SET EXERCISE: Which lines below hold the word "udskrivningskreds"? Report each one.

DATASET EXTRACT:
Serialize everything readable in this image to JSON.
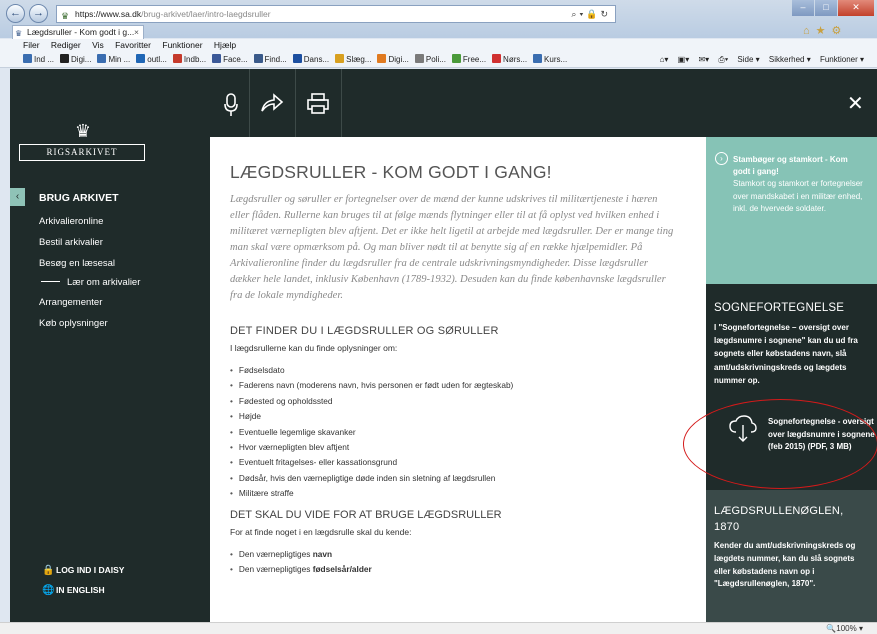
{
  "browser": {
    "url_host": "https://www.sa.dk",
    "url_path": "/brug-arkivet/laer/intro-laegdsruller",
    "tab_title": "Lægdsruller - Kom godt i g...",
    "menu": [
      "Filer",
      "Rediger",
      "Vis",
      "Favoritter",
      "Funktioner",
      "Hjælp"
    ],
    "bookmarks": [
      {
        "label": "Ind ...",
        "color": "#3a6db0"
      },
      {
        "label": "Digi...",
        "color": "#222222"
      },
      {
        "label": "Min ...",
        "color": "#3a6db0"
      },
      {
        "label": "outl...",
        "color": "#1f66b5"
      },
      {
        "label": "Indb...",
        "color": "#c53a2c"
      },
      {
        "label": "Face...",
        "color": "#3b5998"
      },
      {
        "label": "Find...",
        "color": "#3a5a8a"
      },
      {
        "label": "Dans...",
        "color": "#1c4fa0"
      },
      {
        "label": "Slæg...",
        "color": "#d8a020"
      },
      {
        "label": "Digi...",
        "color": "#e07a20"
      },
      {
        "label": "Poli...",
        "color": "#7a7a7a"
      },
      {
        "label": "Free...",
        "color": "#4a9a3a"
      },
      {
        "label": "Nørs...",
        "color": "#d03030"
      },
      {
        "label": "Kurs...",
        "color": "#3a6db0"
      }
    ],
    "commands": [
      "Side ▾",
      "Sikkerhed ▾",
      "Funktioner ▾"
    ],
    "zoom": "100%"
  },
  "sidebar": {
    "logo_text": "RIGSARKIVET",
    "heading": "BRUG ARKIVET",
    "items": [
      "Arkivalieronline",
      "Bestil arkivalier",
      "Besøg en læsesal"
    ],
    "sub_item": "Lær om arkivalier",
    "items2": [
      "Arrangementer",
      "Køb oplysninger"
    ],
    "login": "LOG IND I DAISY",
    "english": "IN ENGLISH"
  },
  "main": {
    "title": "LÆGDSRULLER - KOM GODT I GANG!",
    "intro": "Lægdsruller og søruller er fortegnelser over de mænd der kunne udskrives til militærtjeneste i hæren eller flåden. Rullerne kan bruges til at følge mænds flytninger eller til at få oplyst ved hvilken enhed i militæret værnepligten blev aftjent. Det er ikke helt ligetil at arbejde med lægdsruller. Der er mange ting man skal være opmærksom på. Og man bliver nødt til at benytte sig af en række hjælpemidler. På Arkivalieronline finder du lægdsruller fra de centrale udskrivningsmyndigheder. Disse lægdsruller dækker hele landet, inklusiv København (1789-1932). Desuden kan du finde københavnske lægdsruller fra de lokale myndigheder.",
    "section1_title": "DET FINDER DU I LÆGDSRULLER OG SØRULLER",
    "section1_text": "I lægdsrullerne kan du finde oplysninger om:",
    "section1_items": [
      "Fødselsdato",
      "Faderens navn (moderens navn, hvis personen er født uden for ægteskab)",
      "Fødested og opholdssted",
      "Højde",
      "Eventuelle legemlige skavanker",
      "Hvor værnepligten blev aftjent",
      "Eventuelt fritagelses- eller kassationsgrund",
      "Dødsår, hvis den værnepligtige døde inden sin sletning af lægdsrullen",
      "Militære straffe"
    ],
    "section2_title": "DET SKAL DU VIDE FOR AT BRUGE LÆGDSRULLER",
    "section2_text": "For at finde noget i en lægdsrulle skal du kende:",
    "section2_items": [
      {
        "prefix": "Den værnepligtiges ",
        "bold": "navn"
      },
      {
        "prefix": "Den værnepligtiges ",
        "bold": "fødselsår/alder"
      }
    ]
  },
  "right": {
    "teal_title": "Stambøger og stamkort - Kom godt i gang!",
    "teal_text": "Stamkort og stamkort er fortegnelser over mandskabet i en militær enhed, inkl. de hvervede soldater.",
    "box2_title": "SOGNEFORTEGNELSE",
    "box2_text": "I \"Sognefortegnelse – oversigt over lægdsnumre i sognene\" kan du ud fra sognets eller købstadens navn, slå amt/udskrivningskreds og lægdets nummer op.",
    "download_text": "Sognefortegnelse - oversigt over lægdsnumre i sognene (feb 2015) (PDF, 3 MB)",
    "box3_title": "LÆGDSRULLENØGLEN, 1870",
    "box3_text": "Kender du amt/udskrivningskreds og lægdets nummer, kan du slå sognets eller købstadens navn op i \"Lægdsrullenøglen, 1870\"."
  },
  "colors": {
    "teal": "#86c3b6",
    "dark": "#1f2b2a",
    "highlight": "#d41a1a"
  }
}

RESPONSE:
    "box2_text": "I \"Sognefortegnelse – oversigt over lægdsnumre i sognene\" kan du ud fra sognets eller købstadens navn, slå amt/udskrivningskreds og lægdets nummer op.",
    "box3_text": "Kender du amt/udskrivningskreds og lægdets nummer, kan du slå sognets eller købstadens navn op i \"Lægdsrullenøglen, 1870\"."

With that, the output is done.